Collect all lines below with the string "Bird".
::::
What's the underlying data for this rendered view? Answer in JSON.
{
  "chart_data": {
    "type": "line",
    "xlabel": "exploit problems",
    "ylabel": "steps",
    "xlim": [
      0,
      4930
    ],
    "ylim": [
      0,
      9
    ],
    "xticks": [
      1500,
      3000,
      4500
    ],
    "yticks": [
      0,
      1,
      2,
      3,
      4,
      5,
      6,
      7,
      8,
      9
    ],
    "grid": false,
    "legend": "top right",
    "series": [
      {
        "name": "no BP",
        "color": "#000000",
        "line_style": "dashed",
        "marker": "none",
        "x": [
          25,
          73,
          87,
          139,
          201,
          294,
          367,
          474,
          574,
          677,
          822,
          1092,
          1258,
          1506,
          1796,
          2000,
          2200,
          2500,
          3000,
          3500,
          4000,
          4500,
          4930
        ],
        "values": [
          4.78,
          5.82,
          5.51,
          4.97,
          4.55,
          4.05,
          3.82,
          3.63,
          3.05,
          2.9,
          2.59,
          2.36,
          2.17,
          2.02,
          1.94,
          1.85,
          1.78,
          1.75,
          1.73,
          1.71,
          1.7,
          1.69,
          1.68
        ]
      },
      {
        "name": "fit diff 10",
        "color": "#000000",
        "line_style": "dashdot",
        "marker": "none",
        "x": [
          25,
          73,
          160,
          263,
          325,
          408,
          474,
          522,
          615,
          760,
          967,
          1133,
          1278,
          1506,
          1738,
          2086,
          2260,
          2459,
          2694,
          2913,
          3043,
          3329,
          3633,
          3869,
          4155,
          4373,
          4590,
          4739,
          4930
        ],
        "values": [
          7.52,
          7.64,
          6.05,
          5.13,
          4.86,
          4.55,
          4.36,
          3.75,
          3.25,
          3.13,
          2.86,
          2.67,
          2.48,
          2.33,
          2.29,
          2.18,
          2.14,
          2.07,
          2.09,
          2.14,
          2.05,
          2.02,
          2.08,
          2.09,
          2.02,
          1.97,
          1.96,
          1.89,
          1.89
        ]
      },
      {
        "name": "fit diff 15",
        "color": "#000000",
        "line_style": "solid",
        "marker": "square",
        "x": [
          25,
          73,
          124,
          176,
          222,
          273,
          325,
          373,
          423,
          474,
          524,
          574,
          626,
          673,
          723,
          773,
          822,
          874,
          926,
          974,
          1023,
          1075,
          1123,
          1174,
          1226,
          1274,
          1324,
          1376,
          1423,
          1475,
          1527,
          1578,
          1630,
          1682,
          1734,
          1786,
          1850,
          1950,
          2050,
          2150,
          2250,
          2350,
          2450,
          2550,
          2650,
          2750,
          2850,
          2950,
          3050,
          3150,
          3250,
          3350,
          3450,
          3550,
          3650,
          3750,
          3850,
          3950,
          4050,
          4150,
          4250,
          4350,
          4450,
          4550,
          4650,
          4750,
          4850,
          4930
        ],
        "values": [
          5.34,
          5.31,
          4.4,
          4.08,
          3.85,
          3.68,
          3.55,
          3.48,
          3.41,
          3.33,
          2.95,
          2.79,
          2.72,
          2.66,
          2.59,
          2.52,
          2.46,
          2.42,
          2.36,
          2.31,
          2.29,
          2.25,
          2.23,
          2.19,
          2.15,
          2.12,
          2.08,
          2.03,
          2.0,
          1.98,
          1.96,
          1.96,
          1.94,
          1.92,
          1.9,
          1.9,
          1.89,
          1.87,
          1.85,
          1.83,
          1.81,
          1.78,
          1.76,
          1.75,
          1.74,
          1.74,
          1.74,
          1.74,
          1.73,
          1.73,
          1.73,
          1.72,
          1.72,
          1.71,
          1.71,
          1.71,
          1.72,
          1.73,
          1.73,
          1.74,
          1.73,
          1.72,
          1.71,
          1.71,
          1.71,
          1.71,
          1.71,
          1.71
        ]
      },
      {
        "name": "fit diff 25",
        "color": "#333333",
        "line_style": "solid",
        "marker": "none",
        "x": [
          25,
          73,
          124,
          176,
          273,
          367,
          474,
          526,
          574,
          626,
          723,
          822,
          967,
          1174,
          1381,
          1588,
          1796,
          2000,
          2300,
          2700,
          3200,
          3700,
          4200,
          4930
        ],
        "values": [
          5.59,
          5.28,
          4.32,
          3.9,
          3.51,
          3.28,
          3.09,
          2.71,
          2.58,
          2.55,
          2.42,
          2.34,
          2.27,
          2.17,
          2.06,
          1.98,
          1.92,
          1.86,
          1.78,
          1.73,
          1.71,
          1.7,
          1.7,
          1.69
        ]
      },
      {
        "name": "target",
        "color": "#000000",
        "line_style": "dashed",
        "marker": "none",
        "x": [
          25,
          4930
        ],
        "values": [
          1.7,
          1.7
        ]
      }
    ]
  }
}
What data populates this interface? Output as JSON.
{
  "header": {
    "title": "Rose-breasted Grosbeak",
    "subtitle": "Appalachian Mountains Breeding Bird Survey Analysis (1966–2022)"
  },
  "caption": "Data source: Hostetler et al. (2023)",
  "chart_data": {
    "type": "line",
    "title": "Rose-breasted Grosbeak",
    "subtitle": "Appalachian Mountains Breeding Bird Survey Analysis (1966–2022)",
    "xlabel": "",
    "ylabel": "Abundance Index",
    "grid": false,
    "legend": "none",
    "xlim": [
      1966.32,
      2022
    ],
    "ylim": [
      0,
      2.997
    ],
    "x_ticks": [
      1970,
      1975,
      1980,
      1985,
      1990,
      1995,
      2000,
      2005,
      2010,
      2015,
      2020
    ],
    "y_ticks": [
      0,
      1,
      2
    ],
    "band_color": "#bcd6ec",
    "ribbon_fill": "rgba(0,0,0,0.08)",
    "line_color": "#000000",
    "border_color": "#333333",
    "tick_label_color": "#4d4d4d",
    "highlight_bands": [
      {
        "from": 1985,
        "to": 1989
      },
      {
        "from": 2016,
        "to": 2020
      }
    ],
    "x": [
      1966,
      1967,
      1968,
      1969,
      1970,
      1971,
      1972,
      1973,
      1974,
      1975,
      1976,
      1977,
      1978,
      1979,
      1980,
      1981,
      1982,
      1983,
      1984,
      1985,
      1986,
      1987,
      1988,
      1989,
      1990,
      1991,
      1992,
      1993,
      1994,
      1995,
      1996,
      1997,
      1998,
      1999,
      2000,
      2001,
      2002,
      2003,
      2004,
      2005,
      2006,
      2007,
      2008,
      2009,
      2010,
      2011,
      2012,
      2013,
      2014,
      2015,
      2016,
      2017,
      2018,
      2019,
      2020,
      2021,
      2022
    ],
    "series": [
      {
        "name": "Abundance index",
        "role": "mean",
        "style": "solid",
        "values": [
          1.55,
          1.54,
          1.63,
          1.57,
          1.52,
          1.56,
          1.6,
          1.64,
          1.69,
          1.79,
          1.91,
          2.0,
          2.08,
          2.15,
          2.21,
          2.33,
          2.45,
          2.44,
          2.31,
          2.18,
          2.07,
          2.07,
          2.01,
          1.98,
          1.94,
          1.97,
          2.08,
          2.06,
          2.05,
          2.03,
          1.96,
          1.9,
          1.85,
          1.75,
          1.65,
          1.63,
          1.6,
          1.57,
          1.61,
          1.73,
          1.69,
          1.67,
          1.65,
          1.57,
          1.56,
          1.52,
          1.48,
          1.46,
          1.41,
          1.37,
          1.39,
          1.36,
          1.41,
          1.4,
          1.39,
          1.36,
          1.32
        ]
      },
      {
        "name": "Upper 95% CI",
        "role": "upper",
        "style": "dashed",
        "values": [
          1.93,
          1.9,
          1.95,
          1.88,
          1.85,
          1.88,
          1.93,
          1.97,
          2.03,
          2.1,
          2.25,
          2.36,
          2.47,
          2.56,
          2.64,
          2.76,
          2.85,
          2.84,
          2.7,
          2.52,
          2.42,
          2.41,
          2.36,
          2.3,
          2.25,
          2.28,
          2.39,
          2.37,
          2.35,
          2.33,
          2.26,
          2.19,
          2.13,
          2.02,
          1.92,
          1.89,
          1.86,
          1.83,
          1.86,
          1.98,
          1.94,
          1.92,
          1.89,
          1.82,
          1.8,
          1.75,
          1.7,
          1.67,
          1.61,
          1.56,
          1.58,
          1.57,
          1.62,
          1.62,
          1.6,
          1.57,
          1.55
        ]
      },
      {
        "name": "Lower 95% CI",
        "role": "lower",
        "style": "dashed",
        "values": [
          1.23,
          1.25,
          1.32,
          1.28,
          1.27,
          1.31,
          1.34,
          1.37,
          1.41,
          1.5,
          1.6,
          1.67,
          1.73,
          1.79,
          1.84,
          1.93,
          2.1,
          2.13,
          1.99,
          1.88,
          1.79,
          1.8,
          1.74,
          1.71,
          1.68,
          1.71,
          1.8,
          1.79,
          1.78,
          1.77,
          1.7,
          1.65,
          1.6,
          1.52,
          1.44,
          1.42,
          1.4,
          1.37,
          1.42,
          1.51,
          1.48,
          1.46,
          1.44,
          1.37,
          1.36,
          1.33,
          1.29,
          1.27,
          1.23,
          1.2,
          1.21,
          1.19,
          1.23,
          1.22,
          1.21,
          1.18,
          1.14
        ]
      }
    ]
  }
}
::::
OUTPUT FOR THIS TASK:
    "subtitle": "Appalachian Mountains Breeding Bird Survey Analysis (1966–2022)"
    "subtitle": "Appalachian Mountains Breeding Bird Survey Analysis (1966–2022)",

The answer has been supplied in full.